** EXERCISE INSTRUCTIONS **
A – List every celebrity or celebrity couple named in the year-in-review passage.
B – Translate this sentence from the year-in-review passage into Spanish: "The past 12 months have been nothing short of amazing, and we wonder if 2009 holds as much promise."
C – Reproduce the stretch of the year-in-review passage from "The past 12" through "down memory lane.".

** PASSAGE GIVEN **
· · · · · · ·

With one memorable moment after another, it was quite difficult to keep track of them all and live life at the same time. And yet, we did.
Remember that little survey we did at the end of last year, in which we asked 100 youths what they predicted would happen in 2008? Guess what? They predicted wrongly! Well, kinda.
The pob (hairstyle made famous by Rihanna in her Umbrella music video) is no longer in fashion, Britney is still alive (and seems to be getting her life back in order), and the power-celebrity union that is Brangelina didn’t go kaput. In fact, they added two more members to their brood.
The past 12 months have been nothing short of amazing, and we wonder if 2009 holds as much promise.
In the meantime, we got some of our readers to help us make this trip down memory lane.
It’s called democracy, baby
The 12th General Election was anything but boring, and March 8 will go down in history as a significant date for this country. Unexpected wins (and losses) shook the country’s political front, and now five states are governed by Opposition parties.

· · · · · · ·

** LISTED RECORDS **
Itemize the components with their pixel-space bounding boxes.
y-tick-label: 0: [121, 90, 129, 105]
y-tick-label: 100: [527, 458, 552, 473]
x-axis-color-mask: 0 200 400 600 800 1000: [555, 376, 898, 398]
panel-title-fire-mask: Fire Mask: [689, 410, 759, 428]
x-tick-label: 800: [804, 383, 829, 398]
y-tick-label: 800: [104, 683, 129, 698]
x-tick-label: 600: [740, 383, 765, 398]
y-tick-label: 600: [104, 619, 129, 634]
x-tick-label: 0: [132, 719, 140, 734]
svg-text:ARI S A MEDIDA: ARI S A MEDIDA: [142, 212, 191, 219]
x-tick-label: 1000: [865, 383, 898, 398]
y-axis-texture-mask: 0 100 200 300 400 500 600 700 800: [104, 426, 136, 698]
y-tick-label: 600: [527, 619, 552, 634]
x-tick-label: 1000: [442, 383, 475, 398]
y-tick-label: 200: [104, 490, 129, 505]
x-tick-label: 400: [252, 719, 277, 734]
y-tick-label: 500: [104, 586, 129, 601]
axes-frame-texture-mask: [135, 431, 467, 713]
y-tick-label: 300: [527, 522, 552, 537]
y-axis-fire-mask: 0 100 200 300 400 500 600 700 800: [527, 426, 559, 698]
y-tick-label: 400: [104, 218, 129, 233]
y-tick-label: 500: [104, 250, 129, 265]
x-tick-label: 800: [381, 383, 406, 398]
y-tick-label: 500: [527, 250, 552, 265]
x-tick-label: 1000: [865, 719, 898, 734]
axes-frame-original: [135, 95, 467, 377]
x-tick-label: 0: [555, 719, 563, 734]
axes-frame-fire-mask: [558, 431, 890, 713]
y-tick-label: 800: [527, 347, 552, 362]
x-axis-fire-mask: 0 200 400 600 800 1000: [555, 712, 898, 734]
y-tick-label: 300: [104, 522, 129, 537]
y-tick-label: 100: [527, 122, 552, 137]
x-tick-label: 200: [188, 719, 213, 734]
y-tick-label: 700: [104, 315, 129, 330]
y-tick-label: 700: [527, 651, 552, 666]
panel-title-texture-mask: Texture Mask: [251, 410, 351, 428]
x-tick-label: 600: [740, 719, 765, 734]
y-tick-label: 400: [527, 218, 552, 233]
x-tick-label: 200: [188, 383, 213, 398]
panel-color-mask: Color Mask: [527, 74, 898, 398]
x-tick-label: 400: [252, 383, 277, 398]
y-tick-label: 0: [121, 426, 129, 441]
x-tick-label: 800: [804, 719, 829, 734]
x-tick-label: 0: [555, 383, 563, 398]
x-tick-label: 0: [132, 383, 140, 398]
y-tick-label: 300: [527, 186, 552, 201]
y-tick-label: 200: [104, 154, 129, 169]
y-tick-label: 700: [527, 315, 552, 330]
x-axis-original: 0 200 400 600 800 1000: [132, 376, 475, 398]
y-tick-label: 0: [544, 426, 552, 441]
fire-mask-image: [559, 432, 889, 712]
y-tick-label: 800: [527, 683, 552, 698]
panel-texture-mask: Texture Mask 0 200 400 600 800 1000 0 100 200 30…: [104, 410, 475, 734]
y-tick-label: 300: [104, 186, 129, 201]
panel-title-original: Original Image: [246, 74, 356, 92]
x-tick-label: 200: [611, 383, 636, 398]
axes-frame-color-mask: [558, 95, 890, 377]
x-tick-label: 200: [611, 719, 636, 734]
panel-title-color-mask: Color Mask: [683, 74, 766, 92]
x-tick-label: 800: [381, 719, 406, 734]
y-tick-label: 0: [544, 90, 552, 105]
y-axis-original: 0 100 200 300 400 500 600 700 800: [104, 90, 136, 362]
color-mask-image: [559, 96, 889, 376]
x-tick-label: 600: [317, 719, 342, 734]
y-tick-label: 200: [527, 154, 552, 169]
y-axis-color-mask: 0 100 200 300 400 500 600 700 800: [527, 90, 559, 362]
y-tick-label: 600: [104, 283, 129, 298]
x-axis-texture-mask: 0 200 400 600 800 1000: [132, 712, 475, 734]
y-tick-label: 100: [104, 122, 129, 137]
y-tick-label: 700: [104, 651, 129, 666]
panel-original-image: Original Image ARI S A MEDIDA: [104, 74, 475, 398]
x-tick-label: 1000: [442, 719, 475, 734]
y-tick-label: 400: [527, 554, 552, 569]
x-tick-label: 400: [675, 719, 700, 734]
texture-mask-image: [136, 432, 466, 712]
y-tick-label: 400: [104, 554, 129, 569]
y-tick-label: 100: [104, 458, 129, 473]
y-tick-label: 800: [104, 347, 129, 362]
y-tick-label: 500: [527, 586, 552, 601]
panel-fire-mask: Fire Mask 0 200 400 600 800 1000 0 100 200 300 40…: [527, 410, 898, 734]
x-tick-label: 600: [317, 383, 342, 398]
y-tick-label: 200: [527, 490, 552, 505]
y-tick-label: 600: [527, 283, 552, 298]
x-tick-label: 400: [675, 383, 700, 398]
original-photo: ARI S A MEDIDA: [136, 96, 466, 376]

· · · · · · ·

** TASK RESPONSES **
A – Rihanna, Britney, Brangelina

B – Los últimos 12 meses han sido nada menos que asombrosos, y nos preguntamos si 2009 será igual de prometedor.

C –
The past 12 months have been nothing short of amazing, and we wonder if 2009 holds as much promise.
In the meantime, we got some of our readers to help us make this trip down memory lane.